Collection entries:

________________

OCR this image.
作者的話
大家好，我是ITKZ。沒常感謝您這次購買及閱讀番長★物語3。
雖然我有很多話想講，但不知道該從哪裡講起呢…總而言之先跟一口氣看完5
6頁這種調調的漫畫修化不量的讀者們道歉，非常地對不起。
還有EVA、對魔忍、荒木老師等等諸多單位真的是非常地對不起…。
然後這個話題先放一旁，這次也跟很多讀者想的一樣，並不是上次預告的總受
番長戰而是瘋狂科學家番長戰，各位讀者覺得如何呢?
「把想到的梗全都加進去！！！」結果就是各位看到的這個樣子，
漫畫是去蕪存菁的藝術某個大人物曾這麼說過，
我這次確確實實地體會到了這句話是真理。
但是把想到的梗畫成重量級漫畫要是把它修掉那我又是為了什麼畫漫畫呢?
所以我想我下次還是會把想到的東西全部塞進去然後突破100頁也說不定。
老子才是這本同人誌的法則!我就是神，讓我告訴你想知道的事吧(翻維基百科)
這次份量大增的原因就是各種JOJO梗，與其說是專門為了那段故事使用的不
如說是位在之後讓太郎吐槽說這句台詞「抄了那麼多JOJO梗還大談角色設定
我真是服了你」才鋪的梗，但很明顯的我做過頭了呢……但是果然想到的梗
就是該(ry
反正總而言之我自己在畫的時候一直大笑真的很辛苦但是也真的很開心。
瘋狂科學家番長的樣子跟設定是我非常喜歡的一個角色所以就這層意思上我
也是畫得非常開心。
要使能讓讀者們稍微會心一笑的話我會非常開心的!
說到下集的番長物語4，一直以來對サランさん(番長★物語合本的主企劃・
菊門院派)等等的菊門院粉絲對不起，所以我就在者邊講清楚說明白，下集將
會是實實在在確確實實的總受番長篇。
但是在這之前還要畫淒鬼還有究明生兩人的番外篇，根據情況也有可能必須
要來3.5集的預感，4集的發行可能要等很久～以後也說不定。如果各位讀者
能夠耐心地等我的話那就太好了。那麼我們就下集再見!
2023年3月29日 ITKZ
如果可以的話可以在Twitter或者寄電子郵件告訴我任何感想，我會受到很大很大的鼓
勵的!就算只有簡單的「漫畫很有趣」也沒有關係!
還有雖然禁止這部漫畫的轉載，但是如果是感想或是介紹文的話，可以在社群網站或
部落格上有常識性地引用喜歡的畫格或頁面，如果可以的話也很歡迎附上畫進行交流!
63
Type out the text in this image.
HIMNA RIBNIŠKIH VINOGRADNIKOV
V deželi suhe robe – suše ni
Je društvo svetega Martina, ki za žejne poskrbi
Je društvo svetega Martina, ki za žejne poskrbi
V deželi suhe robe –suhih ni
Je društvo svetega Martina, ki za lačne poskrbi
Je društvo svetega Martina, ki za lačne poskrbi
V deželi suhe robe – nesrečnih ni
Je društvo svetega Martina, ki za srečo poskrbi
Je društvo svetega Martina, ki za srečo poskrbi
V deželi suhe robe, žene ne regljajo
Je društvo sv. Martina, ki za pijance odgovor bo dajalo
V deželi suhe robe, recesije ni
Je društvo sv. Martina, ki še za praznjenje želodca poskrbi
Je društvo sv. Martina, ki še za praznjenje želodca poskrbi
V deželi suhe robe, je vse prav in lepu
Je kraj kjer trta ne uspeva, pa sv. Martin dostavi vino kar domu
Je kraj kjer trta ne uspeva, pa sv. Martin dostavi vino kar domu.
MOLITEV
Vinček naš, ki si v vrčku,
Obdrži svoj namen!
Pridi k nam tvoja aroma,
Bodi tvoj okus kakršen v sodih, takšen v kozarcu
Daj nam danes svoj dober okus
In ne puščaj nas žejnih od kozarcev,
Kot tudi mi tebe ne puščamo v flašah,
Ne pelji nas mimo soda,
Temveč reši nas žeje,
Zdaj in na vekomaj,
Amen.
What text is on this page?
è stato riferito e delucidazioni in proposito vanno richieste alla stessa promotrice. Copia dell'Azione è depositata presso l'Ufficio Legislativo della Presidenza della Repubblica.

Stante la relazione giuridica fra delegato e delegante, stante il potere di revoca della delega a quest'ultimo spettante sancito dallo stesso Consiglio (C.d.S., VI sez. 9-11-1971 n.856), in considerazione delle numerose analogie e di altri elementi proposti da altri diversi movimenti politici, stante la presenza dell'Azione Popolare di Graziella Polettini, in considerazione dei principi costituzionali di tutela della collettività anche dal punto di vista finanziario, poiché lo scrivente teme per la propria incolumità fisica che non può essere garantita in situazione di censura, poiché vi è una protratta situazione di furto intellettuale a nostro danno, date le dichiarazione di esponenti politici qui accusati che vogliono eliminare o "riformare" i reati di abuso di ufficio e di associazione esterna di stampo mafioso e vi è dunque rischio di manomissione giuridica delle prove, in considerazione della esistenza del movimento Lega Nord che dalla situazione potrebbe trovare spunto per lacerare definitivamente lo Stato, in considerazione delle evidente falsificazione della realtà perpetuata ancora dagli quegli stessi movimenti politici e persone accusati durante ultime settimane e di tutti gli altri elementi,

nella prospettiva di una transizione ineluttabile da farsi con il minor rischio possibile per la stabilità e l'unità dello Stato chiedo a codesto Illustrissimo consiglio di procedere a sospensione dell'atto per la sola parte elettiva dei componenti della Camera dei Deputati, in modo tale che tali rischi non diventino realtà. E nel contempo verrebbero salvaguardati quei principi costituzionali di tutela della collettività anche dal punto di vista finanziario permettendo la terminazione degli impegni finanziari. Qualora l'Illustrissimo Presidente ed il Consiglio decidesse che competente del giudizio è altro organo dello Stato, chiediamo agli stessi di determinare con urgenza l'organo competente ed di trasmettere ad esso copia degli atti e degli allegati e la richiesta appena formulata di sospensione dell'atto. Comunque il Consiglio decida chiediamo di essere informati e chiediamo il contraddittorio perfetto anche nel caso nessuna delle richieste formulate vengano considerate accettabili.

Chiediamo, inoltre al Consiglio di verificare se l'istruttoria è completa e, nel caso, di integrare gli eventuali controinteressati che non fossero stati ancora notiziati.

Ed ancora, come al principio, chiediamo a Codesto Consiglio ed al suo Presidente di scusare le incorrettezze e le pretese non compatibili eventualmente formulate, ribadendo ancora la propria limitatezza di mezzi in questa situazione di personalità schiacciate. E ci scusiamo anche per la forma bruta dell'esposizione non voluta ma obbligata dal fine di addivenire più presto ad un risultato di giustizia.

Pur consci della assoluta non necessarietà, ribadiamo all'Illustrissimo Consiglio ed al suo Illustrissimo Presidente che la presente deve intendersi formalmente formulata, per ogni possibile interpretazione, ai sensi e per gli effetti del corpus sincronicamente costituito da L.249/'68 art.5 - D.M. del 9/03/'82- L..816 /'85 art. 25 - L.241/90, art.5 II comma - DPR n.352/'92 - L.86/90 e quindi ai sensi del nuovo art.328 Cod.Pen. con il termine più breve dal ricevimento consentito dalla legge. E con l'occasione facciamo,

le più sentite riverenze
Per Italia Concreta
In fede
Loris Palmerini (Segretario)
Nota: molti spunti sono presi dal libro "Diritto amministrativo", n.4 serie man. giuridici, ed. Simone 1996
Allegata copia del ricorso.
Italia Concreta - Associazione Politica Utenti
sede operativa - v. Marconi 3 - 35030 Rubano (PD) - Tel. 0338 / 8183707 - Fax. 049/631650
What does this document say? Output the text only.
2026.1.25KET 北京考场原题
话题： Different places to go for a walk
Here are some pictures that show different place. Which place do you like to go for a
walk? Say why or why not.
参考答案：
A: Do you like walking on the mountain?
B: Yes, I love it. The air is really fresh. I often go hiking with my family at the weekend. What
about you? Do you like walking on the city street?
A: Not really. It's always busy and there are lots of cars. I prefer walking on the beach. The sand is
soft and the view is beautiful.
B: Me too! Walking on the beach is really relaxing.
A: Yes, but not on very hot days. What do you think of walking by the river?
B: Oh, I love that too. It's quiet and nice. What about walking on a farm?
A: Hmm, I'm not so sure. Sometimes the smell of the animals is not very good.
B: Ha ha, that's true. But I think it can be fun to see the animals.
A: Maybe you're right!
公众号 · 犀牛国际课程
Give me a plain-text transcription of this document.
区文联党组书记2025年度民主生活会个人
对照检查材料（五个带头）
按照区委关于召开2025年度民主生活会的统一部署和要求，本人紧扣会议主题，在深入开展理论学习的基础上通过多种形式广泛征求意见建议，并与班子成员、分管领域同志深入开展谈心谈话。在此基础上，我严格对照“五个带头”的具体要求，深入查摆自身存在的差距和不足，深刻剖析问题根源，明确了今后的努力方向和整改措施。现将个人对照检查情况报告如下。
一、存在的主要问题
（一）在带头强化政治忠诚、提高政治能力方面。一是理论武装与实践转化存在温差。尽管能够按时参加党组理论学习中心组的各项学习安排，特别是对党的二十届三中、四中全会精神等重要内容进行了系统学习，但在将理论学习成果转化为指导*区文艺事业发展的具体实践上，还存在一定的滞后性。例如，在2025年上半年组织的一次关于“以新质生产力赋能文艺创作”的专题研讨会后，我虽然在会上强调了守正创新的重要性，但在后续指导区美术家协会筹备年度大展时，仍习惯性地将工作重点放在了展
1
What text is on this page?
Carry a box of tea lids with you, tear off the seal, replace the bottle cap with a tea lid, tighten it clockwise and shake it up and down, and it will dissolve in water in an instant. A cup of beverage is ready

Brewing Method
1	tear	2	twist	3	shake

________________

• What is being asked
Search the listing for the word "tear". Copy every line in which it occurs.

• Final answer
Carry a box of tea lids with you, tear off the seal, replace the bottle cap with a tea lid, tighten it clockwise and shake it up and down, and it will dissolve in water in an instant. A cup of beverage is ready
1	tear	2	twist	3	shake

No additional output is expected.